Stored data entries
**********

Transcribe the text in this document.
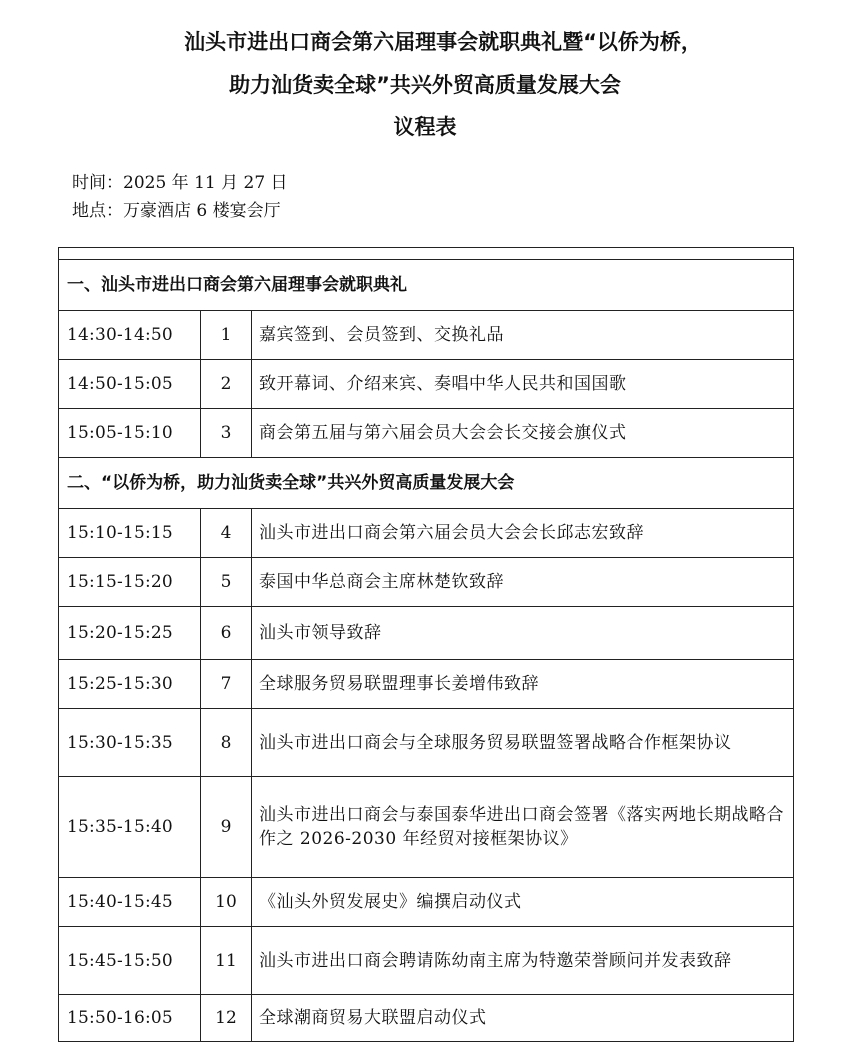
汕头市进出口商会第六届理事会就职典礼暨“以侨为桥，
助力汕货卖全球”共兴外贸高质量发展大会
议程表
时间：2025 年 11 月 27 日
地点：万豪酒店 6 楼宴会厅

一、汕头市进出口商会第六届理事会就职典礼		
14:30-14:50	1	嘉宾签到、会员签到、交换礼品
14:50-15:05	2	致开幕词、介绍来宾、奏唱中华人民共和国国歌
15:05-15:10	3	商会第五届与第六届会员大会会长交接会旗仪式
二、“以侨为桥，助力汕货卖全球”共兴外贸高质量发展大会		
15:10-15:15	4	汕头市进出口商会第六届会员大会会长邱志宏致辞
15:15-15:20	5	泰国中华总商会主席林楚钦致辞
15:20-15:25	6	汕头市领导致辞
15:25-15:30	7	全球服务贸易联盟理事长姜增伟致辞
15:30-15:35	8	汕头市进出口商会与全球服务贸易联盟签署战略合作框架协议
15:35-15:40	9	汕头市进出口商会与泰国泰华进出口商会签署《落实两地长期战略合作之 2026-2030 年经贸对接框架协议》
15:40-15:45	10	《汕头外贸发展史》编撰启动仪式
15:45-15:50	11	汕头市进出口商会聘请陈幼南主席为特邀荣誉顾问并发表致辞
15:50-16:05	12	全球潮商贸易大联盟启动仪式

**********

INSTRUCTIONS FOR THE TASK
Copy out all the records exactly, excluding pictures.

TASK SOLUTION
Transcribe the text in this document.
汕头市进出口商会第六届理事会就职典礼暨“以侨为桥，
助力汕货卖全球”共兴外贸高质量发展大会
议程表
时间：2025 年 11 月 27 日
地点：万豪酒店 6 楼宴会厅

一、汕头市进出口商会第六届理事会就职典礼		
14:30-14:50	1	嘉宾签到、会员签到、交换礼品
14:50-15:05	2	致开幕词、介绍来宾、奏唱中华人民共和国国歌
15:05-15:10	3	商会第五届与第六届会员大会会长交接会旗仪式
二、“以侨为桥，助力汕货卖全球”共兴外贸高质量发展大会		
15:10-15:15	4	汕头市进出口商会第六届会员大会会长邱志宏致辞
15:15-15:20	5	泰国中华总商会主席林楚钦致辞
15:20-15:25	6	汕头市领导致辞
15:25-15:30	7	全球服务贸易联盟理事长姜增伟致辞
15:30-15:35	8	汕头市进出口商会与全球服务贸易联盟签署战略合作框架协议
15:35-15:40	9	汕头市进出口商会与泰国泰华进出口商会签署《落实两地长期战略合作之 2026-2030 年经贸对接框架协议》
15:40-15:45	10	《汕头外贸发展史》编撰启动仪式
15:45-15:50	11	汕头市进出口商会聘请陈幼南主席为特邀荣誉顾问并发表致辞
15:50-16:05	12	全球潮商贸易大联盟启动仪式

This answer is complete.